(Figure contents as structured data)

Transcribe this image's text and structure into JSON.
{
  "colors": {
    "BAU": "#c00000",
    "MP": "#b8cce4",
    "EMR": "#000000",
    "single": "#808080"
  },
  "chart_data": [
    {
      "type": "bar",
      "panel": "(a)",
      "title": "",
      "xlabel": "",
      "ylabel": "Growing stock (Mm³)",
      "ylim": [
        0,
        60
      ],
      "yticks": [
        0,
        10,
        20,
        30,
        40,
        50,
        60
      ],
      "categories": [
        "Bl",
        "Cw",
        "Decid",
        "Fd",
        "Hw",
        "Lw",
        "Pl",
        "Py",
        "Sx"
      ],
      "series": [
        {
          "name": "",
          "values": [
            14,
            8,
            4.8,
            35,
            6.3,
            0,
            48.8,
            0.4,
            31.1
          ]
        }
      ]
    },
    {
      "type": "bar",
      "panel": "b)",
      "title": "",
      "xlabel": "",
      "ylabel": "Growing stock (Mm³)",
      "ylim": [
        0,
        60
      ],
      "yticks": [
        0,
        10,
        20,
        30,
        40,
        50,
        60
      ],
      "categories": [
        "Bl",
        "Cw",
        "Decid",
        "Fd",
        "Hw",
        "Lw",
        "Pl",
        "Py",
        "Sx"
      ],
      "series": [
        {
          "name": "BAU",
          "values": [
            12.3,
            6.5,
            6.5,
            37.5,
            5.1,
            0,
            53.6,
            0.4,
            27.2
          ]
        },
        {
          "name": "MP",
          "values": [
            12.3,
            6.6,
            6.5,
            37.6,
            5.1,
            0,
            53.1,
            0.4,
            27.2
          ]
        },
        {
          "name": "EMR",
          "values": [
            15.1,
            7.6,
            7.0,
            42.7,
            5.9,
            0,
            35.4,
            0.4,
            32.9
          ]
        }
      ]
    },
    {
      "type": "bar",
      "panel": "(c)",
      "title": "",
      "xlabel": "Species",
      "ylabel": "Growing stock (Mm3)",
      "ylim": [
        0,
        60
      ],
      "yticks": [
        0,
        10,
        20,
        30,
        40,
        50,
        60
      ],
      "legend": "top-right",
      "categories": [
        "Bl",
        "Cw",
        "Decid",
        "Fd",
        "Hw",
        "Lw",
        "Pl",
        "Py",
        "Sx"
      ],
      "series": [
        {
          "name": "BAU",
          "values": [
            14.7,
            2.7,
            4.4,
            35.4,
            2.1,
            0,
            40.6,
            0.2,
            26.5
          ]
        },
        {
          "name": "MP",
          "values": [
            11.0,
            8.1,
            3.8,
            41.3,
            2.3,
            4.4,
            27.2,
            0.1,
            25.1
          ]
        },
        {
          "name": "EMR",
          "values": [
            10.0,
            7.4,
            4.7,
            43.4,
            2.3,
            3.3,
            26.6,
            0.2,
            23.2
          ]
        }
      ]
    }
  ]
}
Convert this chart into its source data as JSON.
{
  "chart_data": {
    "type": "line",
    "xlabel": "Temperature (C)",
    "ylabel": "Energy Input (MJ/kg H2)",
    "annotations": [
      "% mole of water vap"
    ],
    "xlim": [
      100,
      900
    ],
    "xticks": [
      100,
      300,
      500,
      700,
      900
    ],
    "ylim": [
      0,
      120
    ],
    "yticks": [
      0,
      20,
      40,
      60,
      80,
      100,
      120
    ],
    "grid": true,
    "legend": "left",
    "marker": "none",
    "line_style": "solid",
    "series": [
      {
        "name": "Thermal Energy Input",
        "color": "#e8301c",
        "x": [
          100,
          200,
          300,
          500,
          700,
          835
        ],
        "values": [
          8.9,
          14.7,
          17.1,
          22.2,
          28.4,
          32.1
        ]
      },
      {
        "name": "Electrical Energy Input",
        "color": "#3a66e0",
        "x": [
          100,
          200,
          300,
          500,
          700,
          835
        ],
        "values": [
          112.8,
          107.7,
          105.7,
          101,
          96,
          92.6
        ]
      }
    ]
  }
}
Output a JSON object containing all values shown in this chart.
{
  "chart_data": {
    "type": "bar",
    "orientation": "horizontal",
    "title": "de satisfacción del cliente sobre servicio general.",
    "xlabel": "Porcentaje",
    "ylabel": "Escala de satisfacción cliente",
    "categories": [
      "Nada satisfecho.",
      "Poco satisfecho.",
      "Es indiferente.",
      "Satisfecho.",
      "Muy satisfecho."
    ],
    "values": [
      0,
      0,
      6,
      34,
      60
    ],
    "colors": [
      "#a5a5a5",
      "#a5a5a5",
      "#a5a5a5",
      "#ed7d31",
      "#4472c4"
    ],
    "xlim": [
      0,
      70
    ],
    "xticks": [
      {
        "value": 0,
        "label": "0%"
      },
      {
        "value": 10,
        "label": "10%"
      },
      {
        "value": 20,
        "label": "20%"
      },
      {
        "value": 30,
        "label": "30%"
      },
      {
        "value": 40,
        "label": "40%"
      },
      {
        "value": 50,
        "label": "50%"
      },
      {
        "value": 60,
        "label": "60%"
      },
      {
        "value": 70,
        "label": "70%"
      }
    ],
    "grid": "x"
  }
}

» **Brief**
Extract the closing run of lines, starting with the one containing "Output a JSON" and ending at the last, exactly as written.

» **Expected answer**
Output a JSON object containing all values shown in this chart.
{
  "chart_data": {
    "type": "bar",
    "orientation": "horizontal",
    "title": "de satisfacción del cliente sobre servicio general.",
    "xlabel": "Porcentaje",
    "ylabel": "Escala de satisfacción cliente",
    "categories": [
      "Nada satisfecho.",
      "Poco satisfecho.",
      "Es indiferente.",
      "Satisfecho.",
      "Muy satisfecho."
    ],
    "values": [
      0,
      0,
      6,
      34,
      60
    ],
    "colors": [
      "#a5a5a5",
      "#a5a5a5",
      "#a5a5a5",
      "#ed7d31",
      "#4472c4"
    ],
    "xlim": [
      0,
      70
    ],
    "xticks": [
      {
        "value": 0,
        "label": "0%"
      },
      {
        "value": 10,
        "label": "10%"
      },
      {
        "value": 20,
        "label": "20%"
      },
      {
        "value": 30,
        "label": "30%"
      },
      {
        "value": 40,
        "label": "40%"
      },
      {
        "value": 50,
        "label": "50%"
      },
      {
        "value": 60,
        "label": "60%"
      },
      {
        "value": 70,
        "label": "70%"
      }
    ],
    "grid": "x"
  }
}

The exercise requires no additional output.